Task description: Look below. Copy each line that has "totalspread" in it.
════════════════
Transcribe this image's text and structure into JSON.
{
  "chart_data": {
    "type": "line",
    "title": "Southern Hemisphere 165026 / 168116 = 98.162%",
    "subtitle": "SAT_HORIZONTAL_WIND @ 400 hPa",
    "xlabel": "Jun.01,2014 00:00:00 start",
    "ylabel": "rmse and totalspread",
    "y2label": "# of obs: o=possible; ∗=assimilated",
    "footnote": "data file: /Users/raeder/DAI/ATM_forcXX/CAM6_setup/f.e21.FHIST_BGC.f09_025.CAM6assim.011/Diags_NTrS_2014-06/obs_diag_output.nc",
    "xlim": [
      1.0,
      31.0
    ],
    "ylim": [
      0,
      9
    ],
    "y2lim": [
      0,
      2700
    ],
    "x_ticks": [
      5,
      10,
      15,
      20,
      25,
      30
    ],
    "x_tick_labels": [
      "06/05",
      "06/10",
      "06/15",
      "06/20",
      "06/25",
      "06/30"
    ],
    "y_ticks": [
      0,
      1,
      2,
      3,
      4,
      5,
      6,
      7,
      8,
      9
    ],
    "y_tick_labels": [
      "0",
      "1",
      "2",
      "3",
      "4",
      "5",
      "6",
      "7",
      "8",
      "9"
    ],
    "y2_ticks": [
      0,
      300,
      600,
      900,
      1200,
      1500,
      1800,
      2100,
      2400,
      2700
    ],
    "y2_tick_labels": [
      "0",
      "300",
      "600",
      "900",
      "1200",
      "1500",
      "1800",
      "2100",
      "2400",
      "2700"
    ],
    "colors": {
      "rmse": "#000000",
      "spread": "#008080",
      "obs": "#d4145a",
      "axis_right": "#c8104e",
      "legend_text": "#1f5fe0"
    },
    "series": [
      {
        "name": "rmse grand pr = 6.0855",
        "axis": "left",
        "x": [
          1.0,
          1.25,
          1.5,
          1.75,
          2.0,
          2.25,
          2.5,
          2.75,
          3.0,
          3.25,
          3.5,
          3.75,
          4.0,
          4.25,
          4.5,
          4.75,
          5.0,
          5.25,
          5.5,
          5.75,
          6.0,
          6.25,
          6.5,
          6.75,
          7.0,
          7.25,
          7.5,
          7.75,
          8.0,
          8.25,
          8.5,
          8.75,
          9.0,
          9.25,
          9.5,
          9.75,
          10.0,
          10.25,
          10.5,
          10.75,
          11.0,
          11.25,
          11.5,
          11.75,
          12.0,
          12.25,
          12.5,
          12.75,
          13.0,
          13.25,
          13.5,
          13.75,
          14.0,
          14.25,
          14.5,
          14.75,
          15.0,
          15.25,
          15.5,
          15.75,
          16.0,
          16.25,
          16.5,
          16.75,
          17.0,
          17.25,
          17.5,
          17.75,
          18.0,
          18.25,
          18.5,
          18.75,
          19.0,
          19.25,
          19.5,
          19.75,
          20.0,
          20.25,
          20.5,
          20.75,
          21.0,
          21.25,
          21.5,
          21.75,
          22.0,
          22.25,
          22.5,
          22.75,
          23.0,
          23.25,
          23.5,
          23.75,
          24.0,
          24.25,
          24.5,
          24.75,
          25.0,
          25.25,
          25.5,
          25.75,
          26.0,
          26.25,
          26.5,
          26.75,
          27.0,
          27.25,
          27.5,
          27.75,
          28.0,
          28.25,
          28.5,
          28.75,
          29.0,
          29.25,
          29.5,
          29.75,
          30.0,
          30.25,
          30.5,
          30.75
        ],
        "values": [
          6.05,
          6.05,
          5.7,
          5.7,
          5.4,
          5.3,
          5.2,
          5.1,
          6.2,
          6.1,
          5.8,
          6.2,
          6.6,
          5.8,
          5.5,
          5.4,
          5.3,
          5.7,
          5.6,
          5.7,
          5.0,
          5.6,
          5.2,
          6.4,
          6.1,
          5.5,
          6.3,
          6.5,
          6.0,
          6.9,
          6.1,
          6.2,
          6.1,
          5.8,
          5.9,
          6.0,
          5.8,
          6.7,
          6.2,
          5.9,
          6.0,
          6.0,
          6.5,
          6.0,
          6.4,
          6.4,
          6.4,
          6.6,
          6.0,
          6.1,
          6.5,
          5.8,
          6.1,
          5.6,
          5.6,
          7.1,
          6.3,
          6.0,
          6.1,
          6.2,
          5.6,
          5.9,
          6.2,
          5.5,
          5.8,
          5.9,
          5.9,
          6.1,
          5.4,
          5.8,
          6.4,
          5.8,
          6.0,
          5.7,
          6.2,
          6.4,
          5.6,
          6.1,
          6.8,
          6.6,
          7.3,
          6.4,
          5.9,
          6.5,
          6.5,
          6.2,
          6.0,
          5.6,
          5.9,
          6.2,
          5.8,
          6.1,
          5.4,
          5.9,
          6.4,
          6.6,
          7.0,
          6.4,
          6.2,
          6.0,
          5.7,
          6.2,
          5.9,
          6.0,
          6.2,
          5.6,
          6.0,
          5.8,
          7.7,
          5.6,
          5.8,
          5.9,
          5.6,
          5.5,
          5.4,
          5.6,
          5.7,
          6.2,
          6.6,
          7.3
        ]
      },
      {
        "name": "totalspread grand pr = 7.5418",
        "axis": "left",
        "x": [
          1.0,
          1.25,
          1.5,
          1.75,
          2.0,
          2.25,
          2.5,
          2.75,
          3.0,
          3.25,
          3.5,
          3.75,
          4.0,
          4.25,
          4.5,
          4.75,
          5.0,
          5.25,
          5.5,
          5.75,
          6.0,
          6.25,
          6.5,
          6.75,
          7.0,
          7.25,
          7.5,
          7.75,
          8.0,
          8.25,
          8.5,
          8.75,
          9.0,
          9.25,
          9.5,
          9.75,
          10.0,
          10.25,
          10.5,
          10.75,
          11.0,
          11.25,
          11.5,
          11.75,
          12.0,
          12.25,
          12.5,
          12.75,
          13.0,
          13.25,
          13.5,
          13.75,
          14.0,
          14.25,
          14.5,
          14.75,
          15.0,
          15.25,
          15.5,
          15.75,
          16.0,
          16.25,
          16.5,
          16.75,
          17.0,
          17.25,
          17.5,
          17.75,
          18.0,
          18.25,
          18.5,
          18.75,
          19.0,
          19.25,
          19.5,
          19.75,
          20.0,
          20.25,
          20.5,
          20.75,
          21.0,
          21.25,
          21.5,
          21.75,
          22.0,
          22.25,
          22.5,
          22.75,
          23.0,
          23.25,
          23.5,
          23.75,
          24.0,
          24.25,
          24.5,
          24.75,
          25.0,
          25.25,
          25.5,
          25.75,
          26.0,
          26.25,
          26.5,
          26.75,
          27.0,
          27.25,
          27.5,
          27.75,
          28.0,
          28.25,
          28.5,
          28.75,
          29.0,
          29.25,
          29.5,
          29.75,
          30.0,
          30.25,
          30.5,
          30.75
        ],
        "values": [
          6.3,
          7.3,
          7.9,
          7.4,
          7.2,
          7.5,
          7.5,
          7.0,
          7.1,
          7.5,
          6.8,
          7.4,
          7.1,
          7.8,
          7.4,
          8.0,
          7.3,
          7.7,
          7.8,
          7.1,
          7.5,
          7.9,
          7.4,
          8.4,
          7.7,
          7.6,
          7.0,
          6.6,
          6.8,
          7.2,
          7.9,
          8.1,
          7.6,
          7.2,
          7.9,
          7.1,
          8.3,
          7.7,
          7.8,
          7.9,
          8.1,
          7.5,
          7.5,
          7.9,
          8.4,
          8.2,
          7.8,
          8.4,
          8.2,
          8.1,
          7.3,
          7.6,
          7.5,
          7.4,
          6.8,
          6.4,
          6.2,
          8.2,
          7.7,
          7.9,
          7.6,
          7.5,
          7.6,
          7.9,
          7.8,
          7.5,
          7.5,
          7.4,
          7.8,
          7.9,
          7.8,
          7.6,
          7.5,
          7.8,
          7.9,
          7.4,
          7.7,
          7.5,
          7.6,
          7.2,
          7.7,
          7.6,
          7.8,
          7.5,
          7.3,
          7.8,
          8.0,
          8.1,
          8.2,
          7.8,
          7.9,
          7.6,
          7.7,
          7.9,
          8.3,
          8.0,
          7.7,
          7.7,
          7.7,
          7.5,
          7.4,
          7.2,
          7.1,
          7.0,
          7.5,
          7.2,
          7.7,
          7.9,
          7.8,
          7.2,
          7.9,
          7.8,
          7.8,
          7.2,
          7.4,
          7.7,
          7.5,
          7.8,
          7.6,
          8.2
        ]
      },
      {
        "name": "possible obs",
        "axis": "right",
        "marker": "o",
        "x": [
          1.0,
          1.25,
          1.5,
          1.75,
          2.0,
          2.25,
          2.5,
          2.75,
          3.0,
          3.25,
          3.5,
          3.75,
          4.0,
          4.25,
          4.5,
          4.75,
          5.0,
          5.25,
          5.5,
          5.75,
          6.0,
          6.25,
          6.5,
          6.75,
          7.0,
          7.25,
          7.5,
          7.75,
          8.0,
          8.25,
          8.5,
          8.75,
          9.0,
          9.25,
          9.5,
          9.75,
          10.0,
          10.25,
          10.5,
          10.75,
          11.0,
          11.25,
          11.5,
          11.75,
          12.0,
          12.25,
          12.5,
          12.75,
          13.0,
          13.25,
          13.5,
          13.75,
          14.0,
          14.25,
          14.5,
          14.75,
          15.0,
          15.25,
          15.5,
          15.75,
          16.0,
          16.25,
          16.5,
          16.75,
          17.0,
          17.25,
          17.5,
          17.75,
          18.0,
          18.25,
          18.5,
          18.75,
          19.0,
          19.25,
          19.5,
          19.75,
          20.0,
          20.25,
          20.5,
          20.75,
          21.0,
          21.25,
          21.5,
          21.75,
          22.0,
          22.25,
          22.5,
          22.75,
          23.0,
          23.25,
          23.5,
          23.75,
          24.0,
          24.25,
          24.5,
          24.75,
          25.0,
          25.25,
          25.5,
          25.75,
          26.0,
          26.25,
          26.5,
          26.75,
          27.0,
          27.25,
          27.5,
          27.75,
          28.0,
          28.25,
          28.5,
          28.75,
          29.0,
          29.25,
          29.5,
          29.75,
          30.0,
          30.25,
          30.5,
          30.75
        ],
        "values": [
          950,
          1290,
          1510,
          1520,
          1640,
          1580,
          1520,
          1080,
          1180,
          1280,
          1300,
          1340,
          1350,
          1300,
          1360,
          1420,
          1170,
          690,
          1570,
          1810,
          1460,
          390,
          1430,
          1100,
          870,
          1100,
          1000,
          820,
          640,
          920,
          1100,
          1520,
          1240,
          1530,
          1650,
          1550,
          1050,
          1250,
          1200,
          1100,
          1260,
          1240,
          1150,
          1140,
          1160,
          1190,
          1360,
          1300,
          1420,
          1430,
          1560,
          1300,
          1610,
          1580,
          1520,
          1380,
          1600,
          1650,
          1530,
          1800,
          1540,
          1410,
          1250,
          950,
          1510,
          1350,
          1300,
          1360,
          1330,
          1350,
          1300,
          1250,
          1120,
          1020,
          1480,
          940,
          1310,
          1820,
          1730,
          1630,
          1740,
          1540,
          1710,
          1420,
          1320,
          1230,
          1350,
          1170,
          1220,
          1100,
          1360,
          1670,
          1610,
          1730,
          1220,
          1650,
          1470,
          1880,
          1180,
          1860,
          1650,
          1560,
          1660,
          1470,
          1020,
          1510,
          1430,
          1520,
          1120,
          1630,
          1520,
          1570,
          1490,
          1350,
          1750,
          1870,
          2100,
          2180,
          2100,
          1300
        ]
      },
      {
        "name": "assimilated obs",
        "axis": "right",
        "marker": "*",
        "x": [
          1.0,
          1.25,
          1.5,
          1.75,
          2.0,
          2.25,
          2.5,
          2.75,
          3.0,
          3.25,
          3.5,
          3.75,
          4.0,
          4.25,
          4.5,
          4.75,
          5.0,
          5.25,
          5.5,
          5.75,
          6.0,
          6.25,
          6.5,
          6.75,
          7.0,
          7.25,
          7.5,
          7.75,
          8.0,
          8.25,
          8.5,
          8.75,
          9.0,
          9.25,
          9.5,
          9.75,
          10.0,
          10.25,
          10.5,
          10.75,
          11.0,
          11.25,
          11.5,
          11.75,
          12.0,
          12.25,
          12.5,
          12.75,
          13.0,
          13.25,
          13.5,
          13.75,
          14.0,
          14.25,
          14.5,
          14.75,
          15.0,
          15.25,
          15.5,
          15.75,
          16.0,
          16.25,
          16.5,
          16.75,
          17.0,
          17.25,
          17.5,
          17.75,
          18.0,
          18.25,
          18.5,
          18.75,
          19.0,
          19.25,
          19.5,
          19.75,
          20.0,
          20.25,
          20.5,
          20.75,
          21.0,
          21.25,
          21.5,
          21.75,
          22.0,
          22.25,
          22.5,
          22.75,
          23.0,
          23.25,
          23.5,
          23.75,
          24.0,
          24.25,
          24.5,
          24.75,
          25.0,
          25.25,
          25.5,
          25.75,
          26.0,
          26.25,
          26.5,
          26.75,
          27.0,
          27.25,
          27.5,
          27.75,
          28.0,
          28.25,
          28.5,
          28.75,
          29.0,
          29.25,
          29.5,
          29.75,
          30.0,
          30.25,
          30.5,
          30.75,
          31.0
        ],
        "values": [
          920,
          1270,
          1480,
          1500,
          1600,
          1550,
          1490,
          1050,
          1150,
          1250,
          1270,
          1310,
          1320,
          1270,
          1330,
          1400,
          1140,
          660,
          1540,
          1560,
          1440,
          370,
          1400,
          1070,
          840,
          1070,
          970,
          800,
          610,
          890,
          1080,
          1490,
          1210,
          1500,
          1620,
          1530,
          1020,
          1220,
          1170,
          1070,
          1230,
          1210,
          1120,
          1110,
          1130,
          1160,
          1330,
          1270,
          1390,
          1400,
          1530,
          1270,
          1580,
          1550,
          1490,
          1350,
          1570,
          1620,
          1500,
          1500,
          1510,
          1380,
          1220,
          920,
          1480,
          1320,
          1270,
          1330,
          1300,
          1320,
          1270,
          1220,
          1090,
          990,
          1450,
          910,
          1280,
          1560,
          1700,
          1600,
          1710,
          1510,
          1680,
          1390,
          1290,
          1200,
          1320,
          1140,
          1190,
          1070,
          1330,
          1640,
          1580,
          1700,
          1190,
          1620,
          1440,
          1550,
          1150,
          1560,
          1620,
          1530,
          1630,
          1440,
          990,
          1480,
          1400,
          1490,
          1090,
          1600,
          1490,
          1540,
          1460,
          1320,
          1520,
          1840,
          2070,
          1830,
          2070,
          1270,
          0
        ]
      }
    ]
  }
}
════════════════
Reply:
    "ylabel": "rmse and totalspread",
        "name": "totalspread grand pr = 7.5418",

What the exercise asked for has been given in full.